• _Requirements_
Copy out every line in the entries below that includes "major".

--- START Material for the task ---

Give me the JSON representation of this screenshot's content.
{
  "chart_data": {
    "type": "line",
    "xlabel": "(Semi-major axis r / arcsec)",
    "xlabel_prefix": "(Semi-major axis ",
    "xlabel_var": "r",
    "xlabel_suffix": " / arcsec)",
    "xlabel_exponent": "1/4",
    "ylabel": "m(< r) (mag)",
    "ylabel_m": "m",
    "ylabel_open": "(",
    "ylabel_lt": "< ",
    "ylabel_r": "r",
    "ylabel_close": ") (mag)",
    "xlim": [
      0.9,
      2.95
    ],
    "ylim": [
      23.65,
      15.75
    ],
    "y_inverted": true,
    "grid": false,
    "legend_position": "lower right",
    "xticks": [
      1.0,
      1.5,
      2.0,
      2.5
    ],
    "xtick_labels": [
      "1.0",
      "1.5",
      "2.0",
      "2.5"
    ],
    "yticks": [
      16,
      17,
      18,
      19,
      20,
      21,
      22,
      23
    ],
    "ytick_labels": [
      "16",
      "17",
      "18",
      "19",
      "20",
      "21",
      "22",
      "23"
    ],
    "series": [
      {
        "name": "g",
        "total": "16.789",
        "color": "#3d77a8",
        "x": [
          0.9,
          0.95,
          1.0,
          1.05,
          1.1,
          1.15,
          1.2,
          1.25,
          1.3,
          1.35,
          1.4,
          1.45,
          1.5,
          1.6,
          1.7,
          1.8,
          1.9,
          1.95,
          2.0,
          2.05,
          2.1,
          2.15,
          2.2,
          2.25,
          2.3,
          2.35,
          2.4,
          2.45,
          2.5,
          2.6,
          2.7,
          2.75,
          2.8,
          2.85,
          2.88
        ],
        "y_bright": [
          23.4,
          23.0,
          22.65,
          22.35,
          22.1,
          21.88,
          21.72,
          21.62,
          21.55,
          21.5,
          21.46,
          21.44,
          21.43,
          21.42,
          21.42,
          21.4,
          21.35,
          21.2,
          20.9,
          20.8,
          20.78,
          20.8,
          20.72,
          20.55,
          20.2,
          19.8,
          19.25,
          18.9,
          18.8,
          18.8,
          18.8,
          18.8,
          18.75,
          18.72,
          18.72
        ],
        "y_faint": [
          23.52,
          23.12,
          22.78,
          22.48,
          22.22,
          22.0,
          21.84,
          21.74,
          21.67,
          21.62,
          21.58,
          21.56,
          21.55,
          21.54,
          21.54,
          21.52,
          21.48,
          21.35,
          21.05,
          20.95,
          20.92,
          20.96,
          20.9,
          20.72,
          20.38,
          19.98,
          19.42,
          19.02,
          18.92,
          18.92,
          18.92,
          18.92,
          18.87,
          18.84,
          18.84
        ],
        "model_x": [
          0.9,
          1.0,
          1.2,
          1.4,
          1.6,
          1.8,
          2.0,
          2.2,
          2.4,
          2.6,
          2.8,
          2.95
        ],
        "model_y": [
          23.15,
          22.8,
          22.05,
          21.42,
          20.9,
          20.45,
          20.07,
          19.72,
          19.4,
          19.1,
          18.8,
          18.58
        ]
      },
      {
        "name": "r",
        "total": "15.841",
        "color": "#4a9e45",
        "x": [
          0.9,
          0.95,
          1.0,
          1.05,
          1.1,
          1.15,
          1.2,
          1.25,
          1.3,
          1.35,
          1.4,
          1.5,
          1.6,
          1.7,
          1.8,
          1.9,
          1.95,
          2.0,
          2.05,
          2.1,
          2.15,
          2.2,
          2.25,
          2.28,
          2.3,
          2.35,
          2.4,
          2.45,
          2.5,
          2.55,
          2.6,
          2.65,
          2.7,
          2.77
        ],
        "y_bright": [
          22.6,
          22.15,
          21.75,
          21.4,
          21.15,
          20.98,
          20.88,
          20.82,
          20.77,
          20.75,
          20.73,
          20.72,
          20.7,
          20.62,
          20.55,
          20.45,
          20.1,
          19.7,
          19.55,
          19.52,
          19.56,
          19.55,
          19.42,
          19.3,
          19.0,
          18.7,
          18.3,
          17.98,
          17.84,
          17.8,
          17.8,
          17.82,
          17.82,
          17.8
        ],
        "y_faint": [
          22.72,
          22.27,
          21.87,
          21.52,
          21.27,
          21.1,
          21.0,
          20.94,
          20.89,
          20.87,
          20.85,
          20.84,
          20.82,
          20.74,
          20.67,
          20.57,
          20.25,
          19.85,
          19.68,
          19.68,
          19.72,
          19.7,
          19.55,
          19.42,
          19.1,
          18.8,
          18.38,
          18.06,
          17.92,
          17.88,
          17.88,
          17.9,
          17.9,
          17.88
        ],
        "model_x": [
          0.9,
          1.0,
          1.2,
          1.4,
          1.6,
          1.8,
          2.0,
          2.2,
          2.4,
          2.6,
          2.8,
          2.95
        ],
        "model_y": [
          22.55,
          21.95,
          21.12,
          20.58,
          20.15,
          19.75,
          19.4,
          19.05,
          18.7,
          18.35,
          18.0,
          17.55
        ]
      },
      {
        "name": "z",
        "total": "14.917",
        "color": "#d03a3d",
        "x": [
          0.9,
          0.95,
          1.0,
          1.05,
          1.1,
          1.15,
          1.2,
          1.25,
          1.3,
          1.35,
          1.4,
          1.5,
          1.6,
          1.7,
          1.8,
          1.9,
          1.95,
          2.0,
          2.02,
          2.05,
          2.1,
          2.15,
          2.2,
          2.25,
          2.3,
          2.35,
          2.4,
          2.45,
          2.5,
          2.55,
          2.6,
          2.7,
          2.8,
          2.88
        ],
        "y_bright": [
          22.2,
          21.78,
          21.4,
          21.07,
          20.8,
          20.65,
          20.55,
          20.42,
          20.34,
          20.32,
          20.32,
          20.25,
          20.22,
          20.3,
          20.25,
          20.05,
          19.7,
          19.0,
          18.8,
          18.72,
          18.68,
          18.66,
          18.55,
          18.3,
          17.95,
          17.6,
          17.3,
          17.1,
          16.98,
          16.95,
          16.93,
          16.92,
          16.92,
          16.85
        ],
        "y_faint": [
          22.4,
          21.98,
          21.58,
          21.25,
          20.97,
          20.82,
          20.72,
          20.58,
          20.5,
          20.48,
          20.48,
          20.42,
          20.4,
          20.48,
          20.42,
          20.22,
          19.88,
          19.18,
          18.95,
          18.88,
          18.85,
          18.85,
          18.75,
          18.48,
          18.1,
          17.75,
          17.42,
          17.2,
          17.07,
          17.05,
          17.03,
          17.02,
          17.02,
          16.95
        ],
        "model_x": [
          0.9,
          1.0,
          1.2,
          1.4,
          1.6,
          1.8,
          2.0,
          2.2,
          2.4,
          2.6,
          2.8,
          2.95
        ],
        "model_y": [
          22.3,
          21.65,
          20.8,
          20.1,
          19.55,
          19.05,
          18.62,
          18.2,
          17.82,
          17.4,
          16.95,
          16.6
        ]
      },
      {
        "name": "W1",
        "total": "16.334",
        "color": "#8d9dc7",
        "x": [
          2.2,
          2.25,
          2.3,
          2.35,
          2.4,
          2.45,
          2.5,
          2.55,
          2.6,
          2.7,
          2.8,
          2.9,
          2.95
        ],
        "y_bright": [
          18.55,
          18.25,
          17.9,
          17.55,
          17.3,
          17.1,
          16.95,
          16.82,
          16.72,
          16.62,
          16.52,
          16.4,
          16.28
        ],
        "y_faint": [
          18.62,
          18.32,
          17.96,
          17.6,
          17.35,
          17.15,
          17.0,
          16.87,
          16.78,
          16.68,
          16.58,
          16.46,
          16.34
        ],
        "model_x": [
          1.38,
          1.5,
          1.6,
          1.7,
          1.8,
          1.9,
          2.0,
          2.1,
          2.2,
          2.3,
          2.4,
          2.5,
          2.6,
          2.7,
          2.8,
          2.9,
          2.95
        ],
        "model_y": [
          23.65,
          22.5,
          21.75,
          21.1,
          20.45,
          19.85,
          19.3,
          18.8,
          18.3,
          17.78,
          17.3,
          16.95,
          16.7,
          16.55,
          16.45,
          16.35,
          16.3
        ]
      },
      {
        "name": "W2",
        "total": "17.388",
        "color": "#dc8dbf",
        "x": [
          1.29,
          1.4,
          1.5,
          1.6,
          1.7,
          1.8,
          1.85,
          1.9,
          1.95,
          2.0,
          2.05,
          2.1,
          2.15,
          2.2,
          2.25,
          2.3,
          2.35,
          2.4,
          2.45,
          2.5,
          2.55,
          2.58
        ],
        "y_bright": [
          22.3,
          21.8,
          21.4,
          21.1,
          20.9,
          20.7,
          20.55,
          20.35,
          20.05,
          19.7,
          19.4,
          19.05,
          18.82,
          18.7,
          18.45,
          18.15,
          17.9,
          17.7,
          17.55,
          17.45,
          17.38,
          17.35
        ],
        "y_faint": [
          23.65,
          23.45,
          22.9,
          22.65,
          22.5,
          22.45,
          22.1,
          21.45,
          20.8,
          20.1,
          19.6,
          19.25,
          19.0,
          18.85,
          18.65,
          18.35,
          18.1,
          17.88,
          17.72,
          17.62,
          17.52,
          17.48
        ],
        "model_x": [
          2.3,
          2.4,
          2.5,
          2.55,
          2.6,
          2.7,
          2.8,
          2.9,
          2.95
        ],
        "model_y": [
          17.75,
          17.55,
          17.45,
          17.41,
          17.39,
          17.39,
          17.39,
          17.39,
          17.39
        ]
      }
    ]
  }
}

--- END Material for the task ---

• _Finished answer_
    "xlabel": "(Semi-major axis r / arcsec)",
    "xlabel_prefix": "(Semi-major axis ",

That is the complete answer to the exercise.